-- START DATASET --
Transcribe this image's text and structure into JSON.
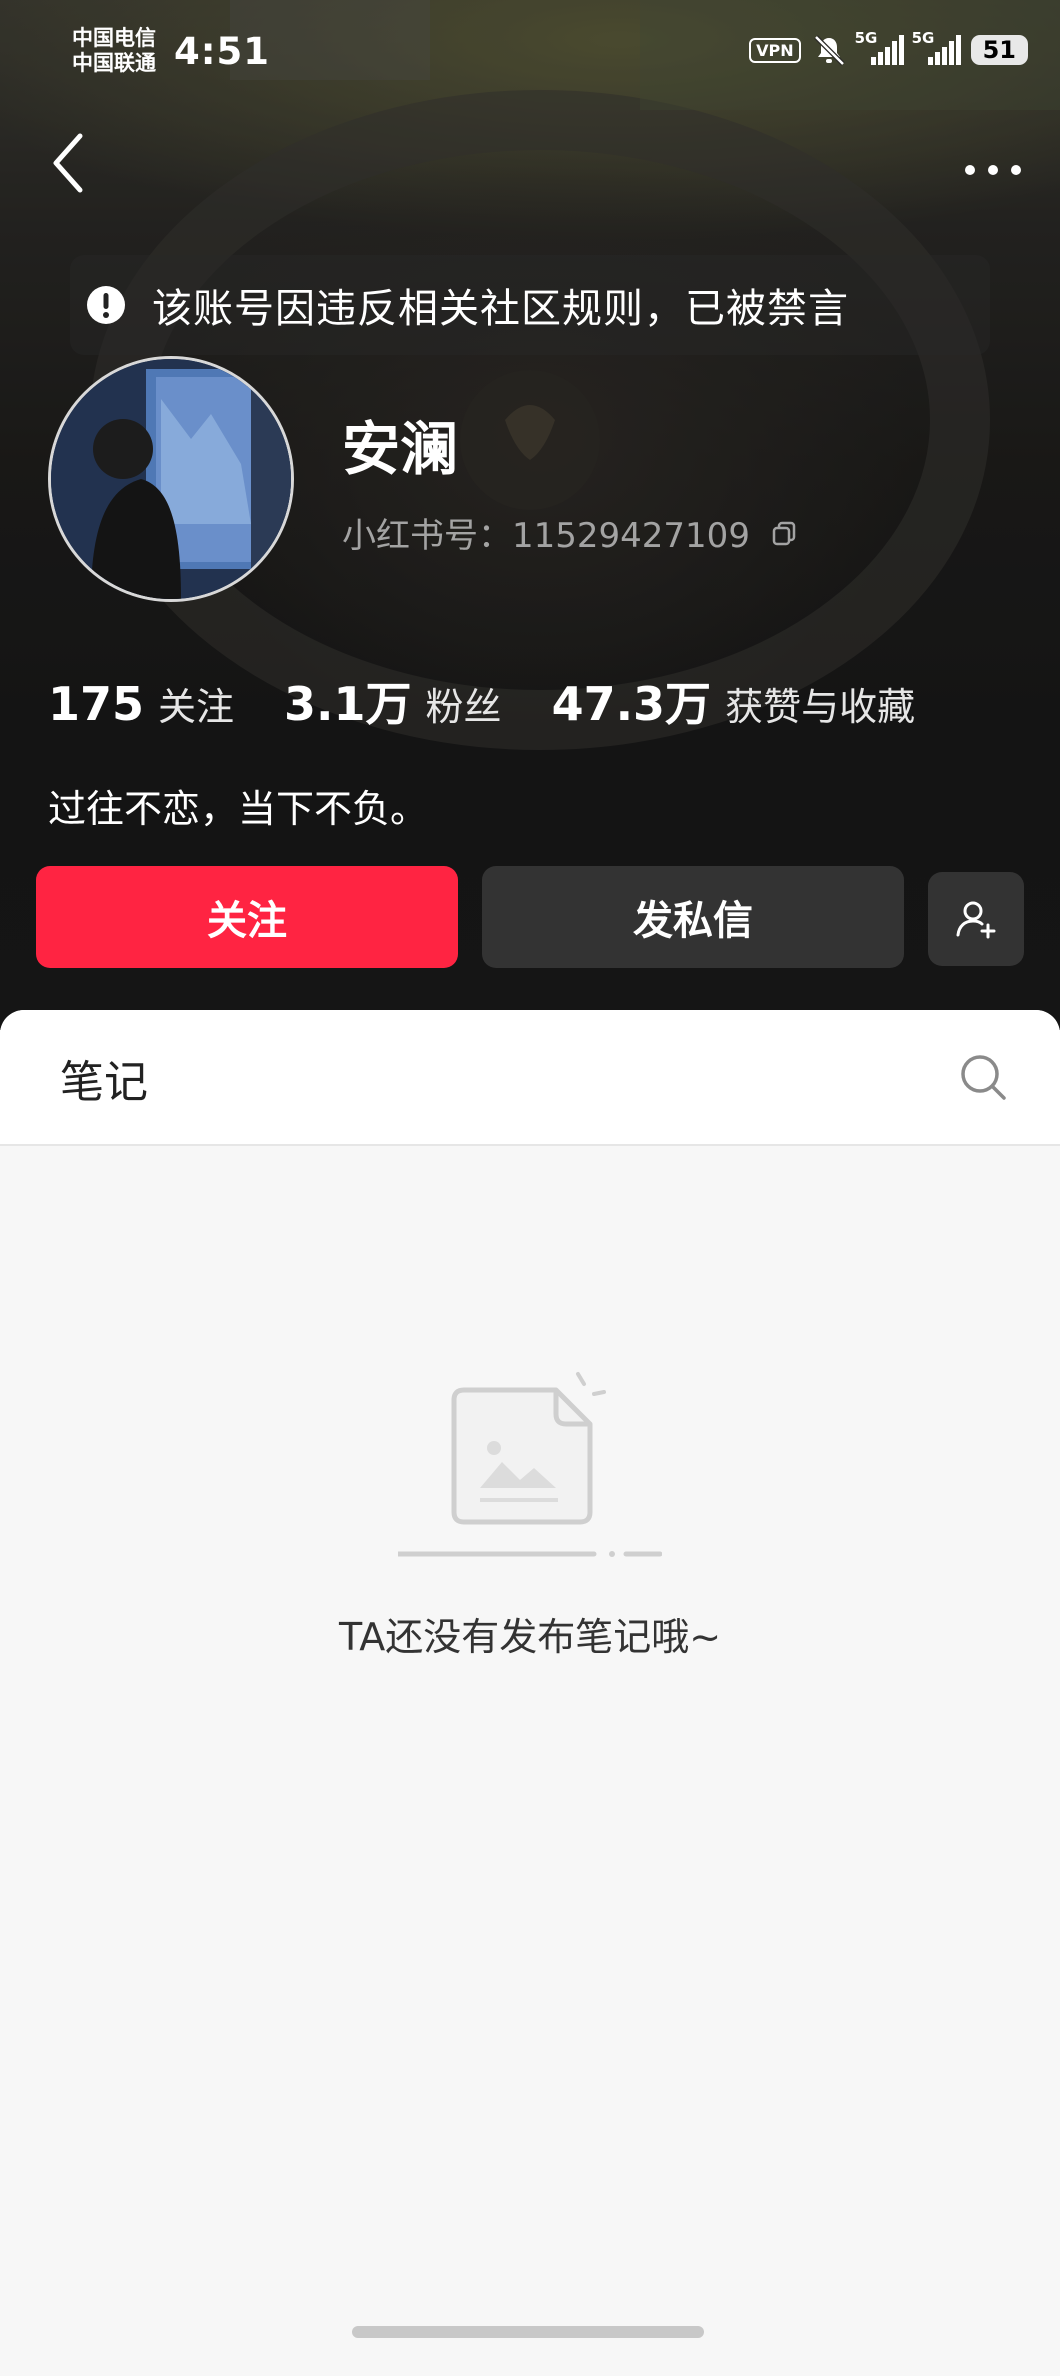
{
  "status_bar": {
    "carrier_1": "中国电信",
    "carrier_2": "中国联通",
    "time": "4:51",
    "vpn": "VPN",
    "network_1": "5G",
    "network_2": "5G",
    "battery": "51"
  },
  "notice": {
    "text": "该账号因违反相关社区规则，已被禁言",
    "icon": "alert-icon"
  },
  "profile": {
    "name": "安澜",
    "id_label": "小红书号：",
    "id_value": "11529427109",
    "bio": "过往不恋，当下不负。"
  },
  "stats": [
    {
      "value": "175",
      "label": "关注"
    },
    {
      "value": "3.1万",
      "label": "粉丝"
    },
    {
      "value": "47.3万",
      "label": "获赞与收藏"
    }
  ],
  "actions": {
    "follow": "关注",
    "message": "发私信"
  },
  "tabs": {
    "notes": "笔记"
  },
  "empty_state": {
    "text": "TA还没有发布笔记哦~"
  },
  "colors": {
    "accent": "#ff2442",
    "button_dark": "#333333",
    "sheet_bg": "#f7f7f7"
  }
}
-- END DATASET --
Output an exact copy of the material, with the pictures removed.

Transcribe this image's text and structure into JSON.
{
  "status_bar": {
    "carrier_1": "中国电信",
    "carrier_2": "中国联通",
    "time": "4:51",
    "vpn": "VPN",
    "network_1": "5G",
    "network_2": "5G",
    "battery": "51"
  },
  "notice": {
    "text": "该账号因违反相关社区规则，已被禁言",
    "icon": "alert-icon"
  },
  "profile": {
    "name": "安澜",
    "id_label": "小红书号：",
    "id_value": "11529427109",
    "bio": "过往不恋，当下不负。"
  },
  "stats": [
    {
      "value": "175",
      "label": "关注"
    },
    {
      "value": "3.1万",
      "label": "粉丝"
    },
    {
      "value": "47.3万",
      "label": "获赞与收藏"
    }
  ],
  "actions": {
    "follow": "关注",
    "message": "发私信"
  },
  "tabs": {
    "notes": "笔记"
  },
  "empty_state": {
    "text": "TA还没有发布笔记哦~"
  },
  "colors": {
    "accent": "#ff2442",
    "button_dark": "#333333",
    "sheet_bg": "#f7f7f7"
  }
}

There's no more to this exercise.